> [EXERCISE DIRECTIONS]: Could you substitute "activity-box" for "activity-cell" in the rows starting at "table-header-row — [84, 539, 660, 561]" and ending at "part2-heading: 二、教学过程 — [92, 509, 219, 531]", and return only those rows, otherwise unchanged?

> [TASK MATERIAL]:

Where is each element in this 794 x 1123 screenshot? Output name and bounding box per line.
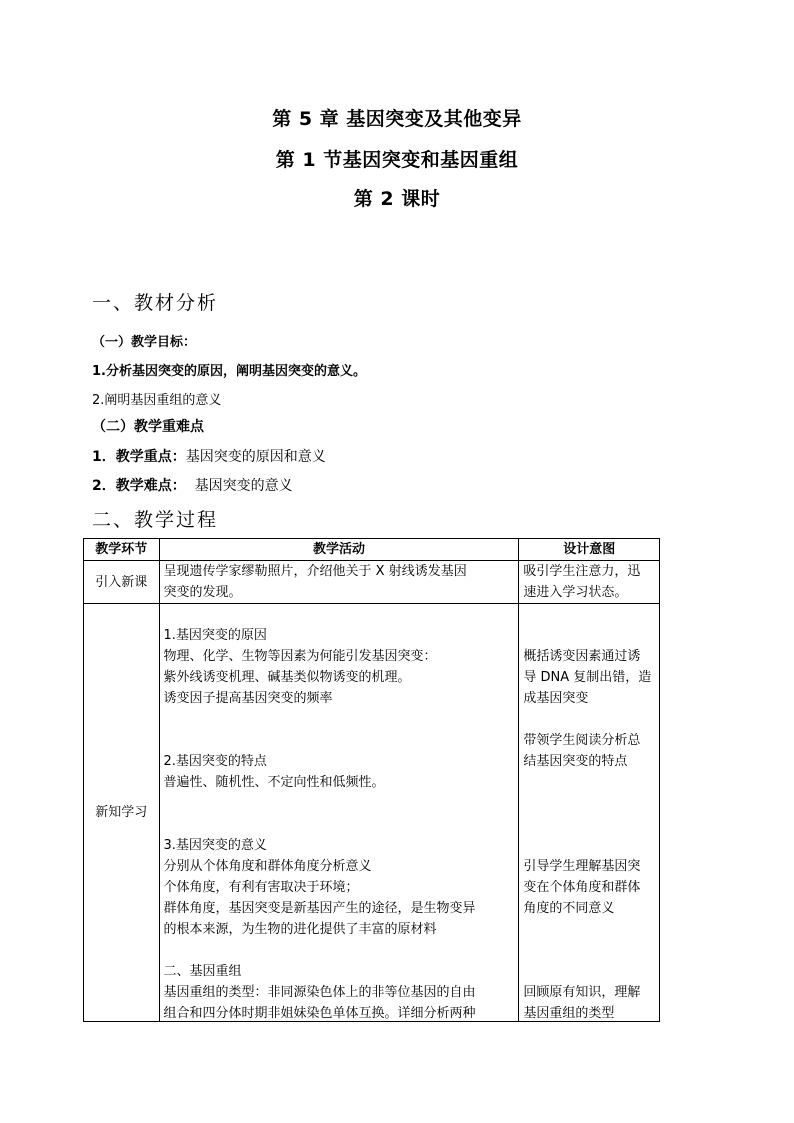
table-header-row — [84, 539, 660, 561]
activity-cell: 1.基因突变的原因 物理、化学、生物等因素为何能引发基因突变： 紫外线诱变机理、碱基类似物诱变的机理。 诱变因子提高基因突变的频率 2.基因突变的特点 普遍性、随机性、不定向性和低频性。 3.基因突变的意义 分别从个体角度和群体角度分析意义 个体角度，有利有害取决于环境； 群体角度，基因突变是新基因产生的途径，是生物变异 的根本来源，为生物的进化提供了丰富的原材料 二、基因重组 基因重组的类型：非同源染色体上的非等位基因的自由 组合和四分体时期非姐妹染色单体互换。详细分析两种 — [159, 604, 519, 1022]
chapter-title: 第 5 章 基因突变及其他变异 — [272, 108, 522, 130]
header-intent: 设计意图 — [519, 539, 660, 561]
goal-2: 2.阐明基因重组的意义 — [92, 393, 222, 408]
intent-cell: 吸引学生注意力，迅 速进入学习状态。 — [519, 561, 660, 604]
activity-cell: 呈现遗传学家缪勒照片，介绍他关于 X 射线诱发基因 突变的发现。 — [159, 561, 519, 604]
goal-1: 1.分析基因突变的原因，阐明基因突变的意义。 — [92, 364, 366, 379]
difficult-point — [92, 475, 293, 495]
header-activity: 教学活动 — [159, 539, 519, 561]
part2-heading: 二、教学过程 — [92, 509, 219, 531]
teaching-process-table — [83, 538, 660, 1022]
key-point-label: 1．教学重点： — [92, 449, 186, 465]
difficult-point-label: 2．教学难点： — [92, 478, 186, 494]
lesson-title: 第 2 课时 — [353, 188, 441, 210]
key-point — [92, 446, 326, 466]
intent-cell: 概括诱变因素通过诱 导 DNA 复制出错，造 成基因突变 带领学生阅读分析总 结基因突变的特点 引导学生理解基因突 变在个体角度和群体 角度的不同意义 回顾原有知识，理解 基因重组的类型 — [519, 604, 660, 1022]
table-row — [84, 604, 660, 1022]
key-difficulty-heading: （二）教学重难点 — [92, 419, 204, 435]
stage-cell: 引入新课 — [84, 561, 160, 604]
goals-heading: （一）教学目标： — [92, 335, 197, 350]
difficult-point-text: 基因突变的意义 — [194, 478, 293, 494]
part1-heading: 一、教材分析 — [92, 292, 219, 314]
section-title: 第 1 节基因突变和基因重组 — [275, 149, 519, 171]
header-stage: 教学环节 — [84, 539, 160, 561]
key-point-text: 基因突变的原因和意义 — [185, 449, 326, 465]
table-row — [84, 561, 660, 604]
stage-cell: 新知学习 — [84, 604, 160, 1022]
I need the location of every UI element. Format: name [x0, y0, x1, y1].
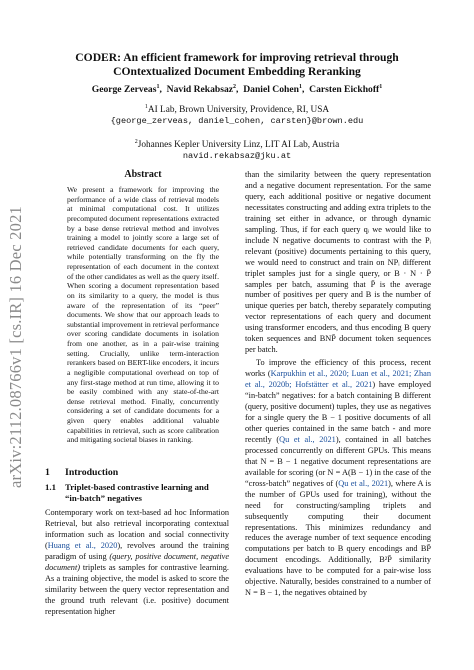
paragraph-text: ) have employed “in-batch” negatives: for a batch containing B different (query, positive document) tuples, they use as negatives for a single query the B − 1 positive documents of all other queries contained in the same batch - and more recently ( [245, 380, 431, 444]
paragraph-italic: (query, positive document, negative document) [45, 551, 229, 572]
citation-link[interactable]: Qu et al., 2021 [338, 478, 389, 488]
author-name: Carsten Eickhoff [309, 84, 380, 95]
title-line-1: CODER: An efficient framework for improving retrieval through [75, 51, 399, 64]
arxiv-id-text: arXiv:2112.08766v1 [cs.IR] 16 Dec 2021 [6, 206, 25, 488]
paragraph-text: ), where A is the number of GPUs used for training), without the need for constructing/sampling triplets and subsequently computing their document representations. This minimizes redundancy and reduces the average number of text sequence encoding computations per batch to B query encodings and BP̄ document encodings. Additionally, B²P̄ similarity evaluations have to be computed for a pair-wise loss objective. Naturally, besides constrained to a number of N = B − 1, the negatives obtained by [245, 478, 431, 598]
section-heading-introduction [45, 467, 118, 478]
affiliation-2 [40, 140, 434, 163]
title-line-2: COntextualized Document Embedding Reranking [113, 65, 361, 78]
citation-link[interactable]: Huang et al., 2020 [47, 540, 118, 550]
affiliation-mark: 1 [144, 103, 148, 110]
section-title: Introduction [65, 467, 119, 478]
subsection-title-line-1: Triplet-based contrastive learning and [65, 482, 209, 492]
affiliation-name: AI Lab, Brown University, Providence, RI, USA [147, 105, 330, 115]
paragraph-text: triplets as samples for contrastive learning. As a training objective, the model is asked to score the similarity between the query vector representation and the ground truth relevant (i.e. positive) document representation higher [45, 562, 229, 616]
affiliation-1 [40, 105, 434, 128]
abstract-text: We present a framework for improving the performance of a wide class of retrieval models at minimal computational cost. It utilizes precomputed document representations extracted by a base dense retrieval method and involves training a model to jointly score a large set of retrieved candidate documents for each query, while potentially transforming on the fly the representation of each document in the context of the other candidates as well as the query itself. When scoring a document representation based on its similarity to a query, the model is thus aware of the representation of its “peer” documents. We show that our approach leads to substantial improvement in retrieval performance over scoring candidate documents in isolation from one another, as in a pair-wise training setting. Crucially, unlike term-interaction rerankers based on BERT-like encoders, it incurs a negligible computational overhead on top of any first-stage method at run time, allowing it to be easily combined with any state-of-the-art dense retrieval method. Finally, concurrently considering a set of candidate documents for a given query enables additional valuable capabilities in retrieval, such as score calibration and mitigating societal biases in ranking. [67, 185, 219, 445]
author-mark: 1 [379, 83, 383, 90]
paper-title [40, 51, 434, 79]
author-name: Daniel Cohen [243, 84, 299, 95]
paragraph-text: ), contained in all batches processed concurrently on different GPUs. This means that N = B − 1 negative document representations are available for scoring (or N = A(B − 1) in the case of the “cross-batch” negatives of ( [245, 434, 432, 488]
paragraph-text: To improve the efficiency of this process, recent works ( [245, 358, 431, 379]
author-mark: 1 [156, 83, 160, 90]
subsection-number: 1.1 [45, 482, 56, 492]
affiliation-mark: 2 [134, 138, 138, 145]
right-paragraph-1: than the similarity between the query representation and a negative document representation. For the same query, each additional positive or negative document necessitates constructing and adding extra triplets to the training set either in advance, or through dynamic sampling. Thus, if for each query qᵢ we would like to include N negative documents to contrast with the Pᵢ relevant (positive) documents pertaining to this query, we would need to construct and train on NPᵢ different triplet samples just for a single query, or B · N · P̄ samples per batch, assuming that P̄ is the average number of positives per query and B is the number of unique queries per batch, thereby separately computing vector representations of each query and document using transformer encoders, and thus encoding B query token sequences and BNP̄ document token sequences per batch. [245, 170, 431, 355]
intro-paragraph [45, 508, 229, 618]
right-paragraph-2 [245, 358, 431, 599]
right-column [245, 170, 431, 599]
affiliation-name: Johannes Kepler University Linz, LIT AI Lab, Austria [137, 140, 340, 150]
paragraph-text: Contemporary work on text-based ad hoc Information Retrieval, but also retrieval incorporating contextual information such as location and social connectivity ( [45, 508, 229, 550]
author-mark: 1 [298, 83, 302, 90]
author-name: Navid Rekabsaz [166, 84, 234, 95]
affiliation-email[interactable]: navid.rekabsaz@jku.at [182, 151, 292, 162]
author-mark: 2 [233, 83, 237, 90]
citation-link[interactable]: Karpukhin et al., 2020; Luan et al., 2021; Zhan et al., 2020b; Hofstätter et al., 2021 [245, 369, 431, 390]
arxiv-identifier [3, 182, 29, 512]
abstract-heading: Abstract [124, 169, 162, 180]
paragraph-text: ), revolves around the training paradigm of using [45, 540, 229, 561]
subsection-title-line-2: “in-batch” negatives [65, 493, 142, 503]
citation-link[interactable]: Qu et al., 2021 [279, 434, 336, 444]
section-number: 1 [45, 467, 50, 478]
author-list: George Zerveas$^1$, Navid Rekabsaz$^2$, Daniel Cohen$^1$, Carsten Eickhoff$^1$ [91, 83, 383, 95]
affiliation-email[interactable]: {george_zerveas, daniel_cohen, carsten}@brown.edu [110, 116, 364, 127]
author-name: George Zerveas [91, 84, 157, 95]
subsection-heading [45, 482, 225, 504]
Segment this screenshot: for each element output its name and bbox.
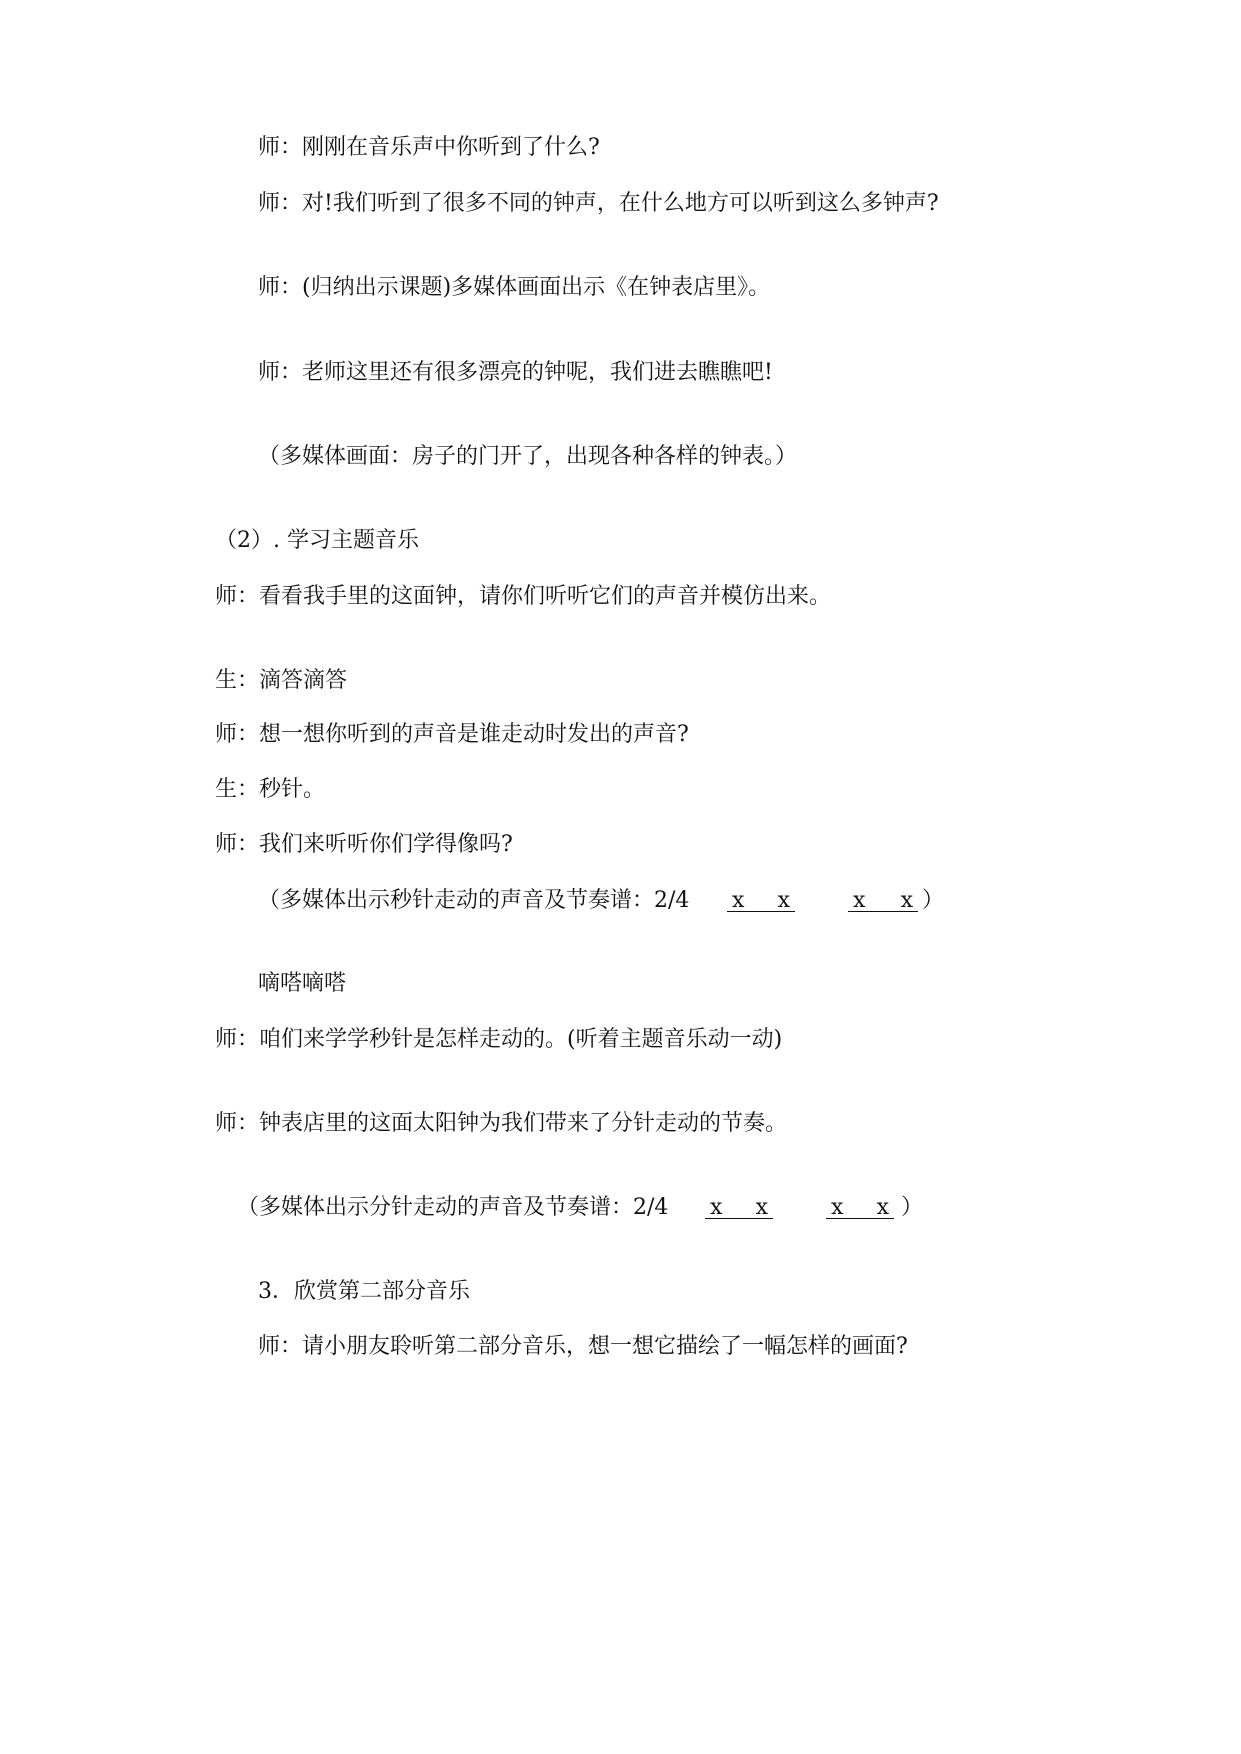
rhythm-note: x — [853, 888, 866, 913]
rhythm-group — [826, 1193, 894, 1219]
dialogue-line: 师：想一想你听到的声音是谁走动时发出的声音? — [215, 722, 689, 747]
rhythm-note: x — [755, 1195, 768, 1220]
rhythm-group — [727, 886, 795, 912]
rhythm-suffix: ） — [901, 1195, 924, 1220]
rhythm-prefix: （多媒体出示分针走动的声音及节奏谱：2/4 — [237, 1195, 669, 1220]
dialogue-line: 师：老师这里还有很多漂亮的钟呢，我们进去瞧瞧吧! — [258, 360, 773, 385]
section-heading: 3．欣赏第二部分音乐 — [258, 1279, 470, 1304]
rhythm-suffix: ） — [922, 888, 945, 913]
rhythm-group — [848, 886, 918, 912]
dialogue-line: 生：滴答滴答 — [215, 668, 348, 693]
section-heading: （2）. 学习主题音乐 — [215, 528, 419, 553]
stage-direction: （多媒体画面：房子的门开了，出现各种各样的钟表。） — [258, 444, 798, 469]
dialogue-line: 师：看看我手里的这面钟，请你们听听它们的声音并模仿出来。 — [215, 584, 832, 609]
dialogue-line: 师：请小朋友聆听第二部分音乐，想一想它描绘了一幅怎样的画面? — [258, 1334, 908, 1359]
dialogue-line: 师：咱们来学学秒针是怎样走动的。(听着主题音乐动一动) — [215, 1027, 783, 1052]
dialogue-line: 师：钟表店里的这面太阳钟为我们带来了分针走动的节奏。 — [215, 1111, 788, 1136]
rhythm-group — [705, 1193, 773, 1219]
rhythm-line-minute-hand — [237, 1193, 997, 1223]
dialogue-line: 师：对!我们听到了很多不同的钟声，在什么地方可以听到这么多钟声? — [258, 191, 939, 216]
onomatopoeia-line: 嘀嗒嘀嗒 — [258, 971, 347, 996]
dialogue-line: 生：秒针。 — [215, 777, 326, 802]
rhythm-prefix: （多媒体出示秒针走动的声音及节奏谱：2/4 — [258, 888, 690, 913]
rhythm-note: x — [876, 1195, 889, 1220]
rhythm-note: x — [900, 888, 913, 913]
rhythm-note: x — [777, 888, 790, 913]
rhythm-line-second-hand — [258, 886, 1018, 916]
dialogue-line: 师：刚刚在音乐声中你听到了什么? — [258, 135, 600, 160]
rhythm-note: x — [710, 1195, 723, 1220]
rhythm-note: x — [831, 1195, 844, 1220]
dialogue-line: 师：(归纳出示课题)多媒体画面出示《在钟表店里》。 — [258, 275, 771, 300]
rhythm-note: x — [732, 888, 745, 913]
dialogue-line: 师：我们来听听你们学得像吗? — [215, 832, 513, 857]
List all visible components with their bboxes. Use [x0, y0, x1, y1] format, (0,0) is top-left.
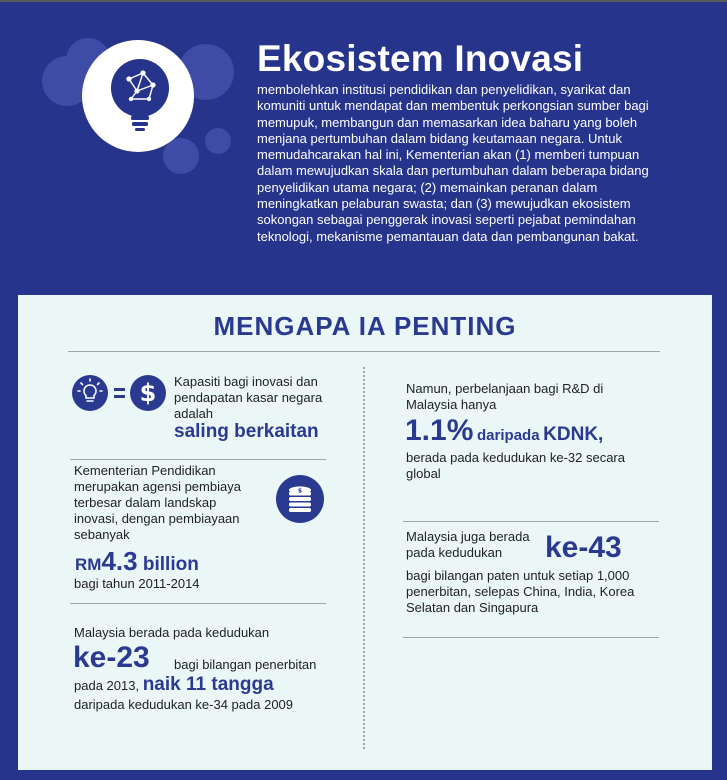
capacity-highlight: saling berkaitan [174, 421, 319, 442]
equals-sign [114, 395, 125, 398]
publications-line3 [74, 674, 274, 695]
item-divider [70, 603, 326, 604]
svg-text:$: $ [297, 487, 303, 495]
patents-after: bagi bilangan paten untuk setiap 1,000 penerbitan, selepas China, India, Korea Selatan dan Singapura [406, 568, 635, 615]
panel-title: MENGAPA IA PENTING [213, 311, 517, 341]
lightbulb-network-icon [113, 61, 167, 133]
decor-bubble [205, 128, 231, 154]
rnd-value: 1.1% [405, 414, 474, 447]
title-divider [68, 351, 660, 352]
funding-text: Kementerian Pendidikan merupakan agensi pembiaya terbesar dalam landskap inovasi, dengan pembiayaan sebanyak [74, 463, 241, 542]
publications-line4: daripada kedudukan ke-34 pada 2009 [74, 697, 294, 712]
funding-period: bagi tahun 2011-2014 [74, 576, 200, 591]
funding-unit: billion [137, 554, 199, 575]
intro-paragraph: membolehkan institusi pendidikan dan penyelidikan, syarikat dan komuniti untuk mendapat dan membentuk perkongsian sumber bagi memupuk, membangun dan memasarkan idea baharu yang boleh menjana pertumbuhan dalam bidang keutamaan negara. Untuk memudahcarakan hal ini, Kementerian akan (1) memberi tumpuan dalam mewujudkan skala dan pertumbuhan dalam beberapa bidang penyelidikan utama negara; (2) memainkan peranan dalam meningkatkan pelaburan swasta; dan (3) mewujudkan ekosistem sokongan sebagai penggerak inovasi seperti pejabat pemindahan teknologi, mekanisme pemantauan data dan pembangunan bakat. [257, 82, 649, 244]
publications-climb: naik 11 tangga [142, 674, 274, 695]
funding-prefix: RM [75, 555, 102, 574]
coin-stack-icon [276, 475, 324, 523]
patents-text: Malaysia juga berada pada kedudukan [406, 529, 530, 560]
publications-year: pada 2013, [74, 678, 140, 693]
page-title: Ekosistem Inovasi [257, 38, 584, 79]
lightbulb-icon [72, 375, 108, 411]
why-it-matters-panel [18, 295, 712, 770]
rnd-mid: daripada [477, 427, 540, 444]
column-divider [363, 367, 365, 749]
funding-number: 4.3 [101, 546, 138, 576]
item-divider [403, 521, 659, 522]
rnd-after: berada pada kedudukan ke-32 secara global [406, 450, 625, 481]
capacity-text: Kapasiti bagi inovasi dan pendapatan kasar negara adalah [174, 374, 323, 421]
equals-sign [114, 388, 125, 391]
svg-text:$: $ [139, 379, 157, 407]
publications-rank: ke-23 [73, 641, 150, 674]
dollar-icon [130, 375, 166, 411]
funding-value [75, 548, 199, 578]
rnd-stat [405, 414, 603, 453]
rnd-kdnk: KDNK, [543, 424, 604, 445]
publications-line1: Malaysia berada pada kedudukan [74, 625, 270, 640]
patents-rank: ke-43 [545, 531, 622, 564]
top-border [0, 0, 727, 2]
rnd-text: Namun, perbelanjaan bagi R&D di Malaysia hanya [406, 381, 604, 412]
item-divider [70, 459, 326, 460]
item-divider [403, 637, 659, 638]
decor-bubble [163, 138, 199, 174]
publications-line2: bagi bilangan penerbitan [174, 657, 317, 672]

> [RIGHT ANSWER]:
table-header-row — [84, 539, 660, 561]
activity-box: 1.基因突变的原因 物理、化学、生物等因素为何能引发基因突变： 紫外线诱变机理、碱基类似物诱变的机理。 诱变因子提高基因突变的频率 2.基因突变的特点 普遍性、随机性、不定向性和低频性。 3.基因突变的意义 分别从个体角度和群体角度分析意义 个体角度，有利有害取决于环境； 群体角度，基因突变是新基因产生的途径，是生物变异 的根本来源，为生物的进化提供了丰富的原材料 二、基因重组 基因重组的类型：非同源染色体上的非等位基因的自由 组合和四分体时期非姐妹染色单体互换。详细分析两种 — [159, 604, 519, 1022]
chapter-title: 第 5 章 基因突变及其他变异 — [272, 108, 522, 130]
header-intent: 设计意图 — [519, 539, 660, 561]
goal-2: 2.阐明基因重组的意义 — [92, 393, 222, 408]
intent-cell: 吸引学生注意力，迅 速进入学习状态。 — [519, 561, 660, 604]
activity-box: 呈现遗传学家缪勒照片，介绍他关于 X 射线诱发基因 突变的发现。 — [159, 561, 519, 604]
goal-1: 1.分析基因突变的原因，阐明基因突变的意义。 — [92, 364, 366, 379]
difficult-point — [92, 475, 293, 495]
header-activity: 教学活动 — [159, 539, 519, 561]
part2-heading: 二、教学过程 — [92, 509, 219, 531]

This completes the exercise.